> WHAT YOU NEED TO DO: Establish how many lines in the material include the string "this" and report it as a lone number.
---- EXCERPTED RECORDS
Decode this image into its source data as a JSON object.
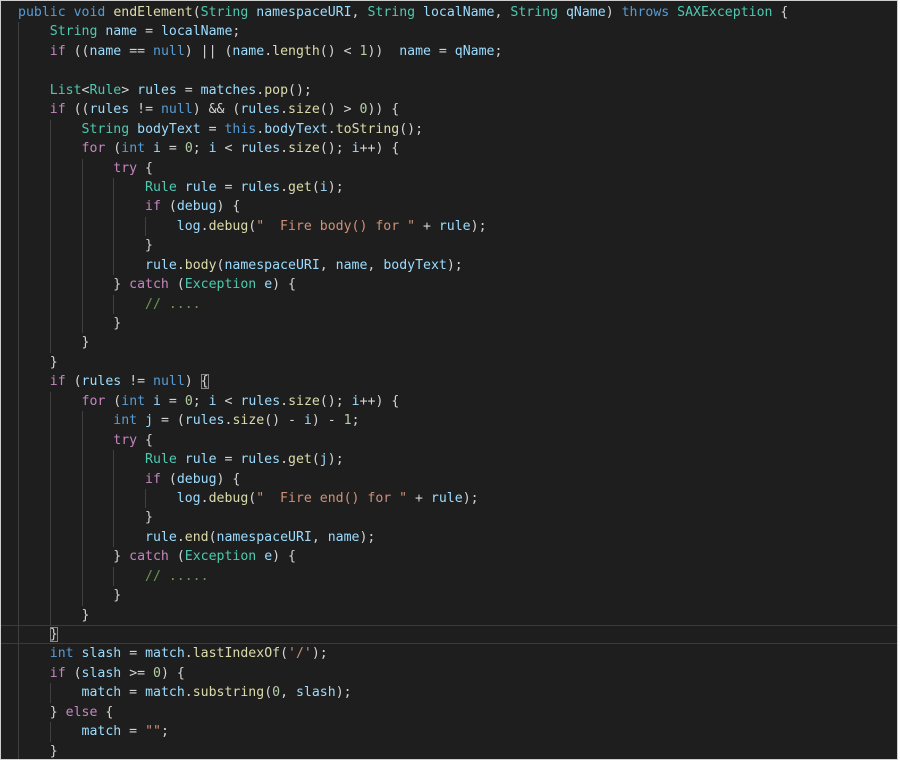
{
  "editor": {
    "lines": [
      {
        "indent": 0,
        "tokens": [
          [
            "kw",
            "public"
          ],
          [
            "p",
            " "
          ],
          [
            "kw",
            "void"
          ],
          [
            "p",
            " "
          ],
          [
            "fn",
            "endElement"
          ],
          [
            "p",
            "("
          ],
          [
            "type",
            "String"
          ],
          [
            "p",
            " "
          ],
          [
            "var",
            "namespaceURI"
          ],
          [
            "p",
            ", "
          ],
          [
            "type",
            "String"
          ],
          [
            "p",
            " "
          ],
          [
            "var",
            "localName"
          ],
          [
            "p",
            ", "
          ],
          [
            "type",
            "String"
          ],
          [
            "p",
            " "
          ],
          [
            "var",
            "qName"
          ],
          [
            "p",
            ") "
          ],
          [
            "kw",
            "throws"
          ],
          [
            "p",
            " "
          ],
          [
            "type",
            "SAXException"
          ],
          [
            "p",
            " {"
          ]
        ]
      },
      {
        "indent": 1,
        "tokens": [
          [
            "type",
            "String"
          ],
          [
            "p",
            " "
          ],
          [
            "var",
            "name"
          ],
          [
            "p",
            " = "
          ],
          [
            "var",
            "localName"
          ],
          [
            "p",
            ";"
          ]
        ]
      },
      {
        "indent": 1,
        "tokens": [
          [
            "ctl",
            "if"
          ],
          [
            "p",
            " (("
          ],
          [
            "var",
            "name"
          ],
          [
            "p",
            " == "
          ],
          [
            "kw",
            "null"
          ],
          [
            "p",
            ") || ("
          ],
          [
            "var",
            "name"
          ],
          [
            "p",
            "."
          ],
          [
            "fn",
            "length"
          ],
          [
            "p",
            "() < "
          ],
          [
            "num",
            "1"
          ],
          [
            "p",
            "))  "
          ],
          [
            "var",
            "name"
          ],
          [
            "p",
            " = "
          ],
          [
            "var",
            "qName"
          ],
          [
            "p",
            ";"
          ]
        ]
      },
      {
        "indent": 1,
        "tokens": []
      },
      {
        "indent": 1,
        "tokens": [
          [
            "type",
            "List"
          ],
          [
            "p",
            "<"
          ],
          [
            "type",
            "Rule"
          ],
          [
            "p",
            "> "
          ],
          [
            "var",
            "rules"
          ],
          [
            "p",
            " = "
          ],
          [
            "var",
            "matches"
          ],
          [
            "p",
            "."
          ],
          [
            "fn",
            "pop"
          ],
          [
            "p",
            "();"
          ]
        ]
      },
      {
        "indent": 1,
        "tokens": [
          [
            "ctl",
            "if"
          ],
          [
            "p",
            " (("
          ],
          [
            "var",
            "rules"
          ],
          [
            "p",
            " != "
          ],
          [
            "kw",
            "null"
          ],
          [
            "p",
            ") && ("
          ],
          [
            "var",
            "rules"
          ],
          [
            "p",
            "."
          ],
          [
            "fn",
            "size"
          ],
          [
            "p",
            "() > "
          ],
          [
            "num",
            "0"
          ],
          [
            "p",
            ")) {"
          ]
        ]
      },
      {
        "indent": 2,
        "tokens": [
          [
            "type",
            "String"
          ],
          [
            "p",
            " "
          ],
          [
            "var",
            "bodyText"
          ],
          [
            "p",
            " = "
          ],
          [
            "kw",
            "this"
          ],
          [
            "p",
            "."
          ],
          [
            "var",
            "bodyText"
          ],
          [
            "p",
            "."
          ],
          [
            "fn",
            "toString"
          ],
          [
            "p",
            "();"
          ]
        ]
      },
      {
        "indent": 2,
        "tokens": [
          [
            "ctl",
            "for"
          ],
          [
            "p",
            " ("
          ],
          [
            "kw",
            "int"
          ],
          [
            "p",
            " "
          ],
          [
            "var",
            "i"
          ],
          [
            "p",
            " = "
          ],
          [
            "num",
            "0"
          ],
          [
            "p",
            "; "
          ],
          [
            "var",
            "i"
          ],
          [
            "p",
            " < "
          ],
          [
            "var",
            "rules"
          ],
          [
            "p",
            "."
          ],
          [
            "fn",
            "size"
          ],
          [
            "p",
            "(); "
          ],
          [
            "var",
            "i"
          ],
          [
            "p",
            "++) {"
          ]
        ]
      },
      {
        "indent": 3,
        "tokens": [
          [
            "ctl",
            "try"
          ],
          [
            "p",
            " {"
          ]
        ]
      },
      {
        "indent": 4,
        "tokens": [
          [
            "type",
            "Rule"
          ],
          [
            "p",
            " "
          ],
          [
            "var",
            "rule"
          ],
          [
            "p",
            " = "
          ],
          [
            "var",
            "rules"
          ],
          [
            "p",
            "."
          ],
          [
            "fn",
            "get"
          ],
          [
            "p",
            "("
          ],
          [
            "var",
            "i"
          ],
          [
            "p",
            ");"
          ]
        ]
      },
      {
        "indent": 4,
        "tokens": [
          [
            "ctl",
            "if"
          ],
          [
            "p",
            " ("
          ],
          [
            "var",
            "debug"
          ],
          [
            "p",
            ") {"
          ]
        ]
      },
      {
        "indent": 5,
        "tokens": [
          [
            "var",
            "log"
          ],
          [
            "p",
            "."
          ],
          [
            "fn",
            "debug"
          ],
          [
            "p",
            "("
          ],
          [
            "str",
            "\"  Fire body() for \""
          ],
          [
            "p",
            " + "
          ],
          [
            "var",
            "rule"
          ],
          [
            "p",
            ");"
          ]
        ]
      },
      {
        "indent": 4,
        "tokens": [
          [
            "p",
            "}"
          ]
        ]
      },
      {
        "indent": 4,
        "tokens": [
          [
            "var",
            "rule"
          ],
          [
            "p",
            "."
          ],
          [
            "fn",
            "body"
          ],
          [
            "p",
            "("
          ],
          [
            "var",
            "namespaceURI"
          ],
          [
            "p",
            ", "
          ],
          [
            "var",
            "name"
          ],
          [
            "p",
            ", "
          ],
          [
            "var",
            "bodyText"
          ],
          [
            "p",
            ");"
          ]
        ]
      },
      {
        "indent": 3,
        "tokens": [
          [
            "p",
            "} "
          ],
          [
            "ctl",
            "catch"
          ],
          [
            "p",
            " ("
          ],
          [
            "type",
            "Exception"
          ],
          [
            "p",
            " "
          ],
          [
            "var",
            "e"
          ],
          [
            "p",
            ") {"
          ]
        ]
      },
      {
        "indent": 4,
        "tokens": [
          [
            "cmt",
            "// ...."
          ]
        ]
      },
      {
        "indent": 3,
        "tokens": [
          [
            "p",
            "}"
          ]
        ]
      },
      {
        "indent": 2,
        "tokens": [
          [
            "p",
            "}"
          ]
        ]
      },
      {
        "indent": 1,
        "tokens": [
          [
            "p",
            "}"
          ]
        ]
      },
      {
        "indent": 1,
        "tokens": [
          [
            "ctl",
            "if"
          ],
          [
            "p",
            " ("
          ],
          [
            "var",
            "rules"
          ],
          [
            "p",
            " != "
          ],
          [
            "kw",
            "null"
          ],
          [
            "p",
            ") "
          ],
          [
            "brk",
            "{"
          ]
        ]
      },
      {
        "indent": 2,
        "tokens": [
          [
            "ctl",
            "for"
          ],
          [
            "p",
            " ("
          ],
          [
            "kw",
            "int"
          ],
          [
            "p",
            " "
          ],
          [
            "var",
            "i"
          ],
          [
            "p",
            " = "
          ],
          [
            "num",
            "0"
          ],
          [
            "p",
            "; "
          ],
          [
            "var",
            "i"
          ],
          [
            "p",
            " < "
          ],
          [
            "var",
            "rules"
          ],
          [
            "p",
            "."
          ],
          [
            "fn",
            "size"
          ],
          [
            "p",
            "(); "
          ],
          [
            "var",
            "i"
          ],
          [
            "p",
            "++) {"
          ]
        ]
      },
      {
        "indent": 3,
        "tokens": [
          [
            "kw",
            "int"
          ],
          [
            "p",
            " "
          ],
          [
            "var",
            "j"
          ],
          [
            "p",
            " = ("
          ],
          [
            "var",
            "rules"
          ],
          [
            "p",
            "."
          ],
          [
            "fn",
            "size"
          ],
          [
            "p",
            "() - "
          ],
          [
            "var",
            "i"
          ],
          [
            "p",
            ") - "
          ],
          [
            "num",
            "1"
          ],
          [
            "p",
            ";"
          ]
        ]
      },
      {
        "indent": 3,
        "tokens": [
          [
            "ctl",
            "try"
          ],
          [
            "p",
            " {"
          ]
        ]
      },
      {
        "indent": 4,
        "tokens": [
          [
            "type",
            "Rule"
          ],
          [
            "p",
            " "
          ],
          [
            "var",
            "rule"
          ],
          [
            "p",
            " = "
          ],
          [
            "var",
            "rules"
          ],
          [
            "p",
            "."
          ],
          [
            "fn",
            "get"
          ],
          [
            "p",
            "("
          ],
          [
            "var",
            "j"
          ],
          [
            "p",
            ");"
          ]
        ]
      },
      {
        "indent": 4,
        "tokens": [
          [
            "ctl",
            "if"
          ],
          [
            "p",
            " ("
          ],
          [
            "var",
            "debug"
          ],
          [
            "p",
            ") {"
          ]
        ]
      },
      {
        "indent": 5,
        "tokens": [
          [
            "var",
            "log"
          ],
          [
            "p",
            "."
          ],
          [
            "fn",
            "debug"
          ],
          [
            "p",
            "("
          ],
          [
            "str",
            "\"  Fire end() for \""
          ],
          [
            "p",
            " + "
          ],
          [
            "var",
            "rule"
          ],
          [
            "p",
            ");"
          ]
        ]
      },
      {
        "indent": 4,
        "tokens": [
          [
            "p",
            "}"
          ]
        ]
      },
      {
        "indent": 4,
        "tokens": [
          [
            "var",
            "rule"
          ],
          [
            "p",
            "."
          ],
          [
            "fn",
            "end"
          ],
          [
            "p",
            "("
          ],
          [
            "var",
            "namespaceURI"
          ],
          [
            "p",
            ", "
          ],
          [
            "var",
            "name"
          ],
          [
            "p",
            ");"
          ]
        ]
      },
      {
        "indent": 3,
        "tokens": [
          [
            "p",
            "} "
          ],
          [
            "ctl",
            "catch"
          ],
          [
            "p",
            " ("
          ],
          [
            "type",
            "Exception"
          ],
          [
            "p",
            " "
          ],
          [
            "var",
            "e"
          ],
          [
            "p",
            ") {"
          ]
        ]
      },
      {
        "indent": 4,
        "tokens": [
          [
            "cmt",
            "// ....."
          ]
        ]
      },
      {
        "indent": 3,
        "tokens": [
          [
            "p",
            "}"
          ]
        ]
      },
      {
        "indent": 2,
        "tokens": [
          [
            "p",
            "}"
          ]
        ]
      },
      {
        "indent": 1,
        "tokens": [
          [
            "brk",
            "}"
          ]
        ],
        "current": true
      },
      {
        "indent": 1,
        "tokens": [
          [
            "kw",
            "int"
          ],
          [
            "p",
            " "
          ],
          [
            "var",
            "slash"
          ],
          [
            "p",
            " = "
          ],
          [
            "var",
            "match"
          ],
          [
            "p",
            "."
          ],
          [
            "fn",
            "lastIndexOf"
          ],
          [
            "p",
            "("
          ],
          [
            "str",
            "'/'"
          ],
          [
            "p",
            ");"
          ]
        ]
      },
      {
        "indent": 1,
        "tokens": [
          [
            "ctl",
            "if"
          ],
          [
            "p",
            " ("
          ],
          [
            "var",
            "slash"
          ],
          [
            "p",
            " >= "
          ],
          [
            "num",
            "0"
          ],
          [
            "p",
            ") {"
          ]
        ]
      },
      {
        "indent": 2,
        "tokens": [
          [
            "var",
            "match"
          ],
          [
            "p",
            " = "
          ],
          [
            "var",
            "match"
          ],
          [
            "p",
            "."
          ],
          [
            "fn",
            "substring"
          ],
          [
            "p",
            "("
          ],
          [
            "num",
            "0"
          ],
          [
            "p",
            ", "
          ],
          [
            "var",
            "slash"
          ],
          [
            "p",
            ");"
          ]
        ]
      },
      {
        "indent": 1,
        "tokens": [
          [
            "p",
            "} "
          ],
          [
            "ctl",
            "else"
          ],
          [
            "p",
            " {"
          ]
        ]
      },
      {
        "indent": 2,
        "tokens": [
          [
            "var",
            "match"
          ],
          [
            "p",
            " = "
          ],
          [
            "str",
            "\"\""
          ],
          [
            "p",
            ";"
          ]
        ]
      },
      {
        "indent": 1,
        "tokens": [
          [
            "p",
            "}"
          ]
        ]
      }
    ]
  },
  "colors": {
    "background": "#1e1e1e",
    "keyword": "#569cd6",
    "control": "#c586c0",
    "type": "#4ec9b0",
    "variable": "#9cdcfe",
    "function": "#dcdcaa",
    "number": "#b5cea8",
    "string": "#ce9178",
    "comment": "#6a9955",
    "punctuation": "#d4d4d4"
  }
}
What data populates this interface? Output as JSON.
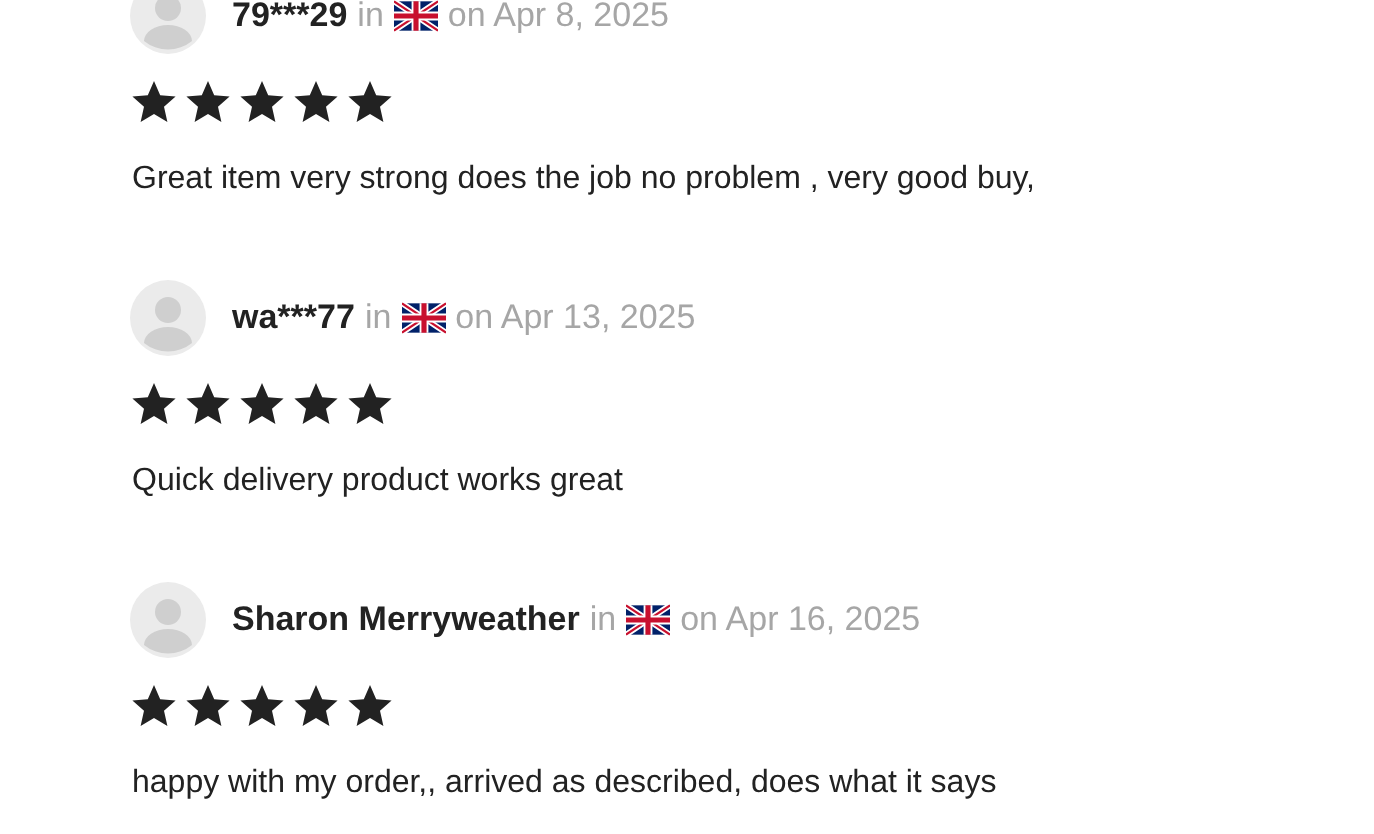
--------
> RESULT: 3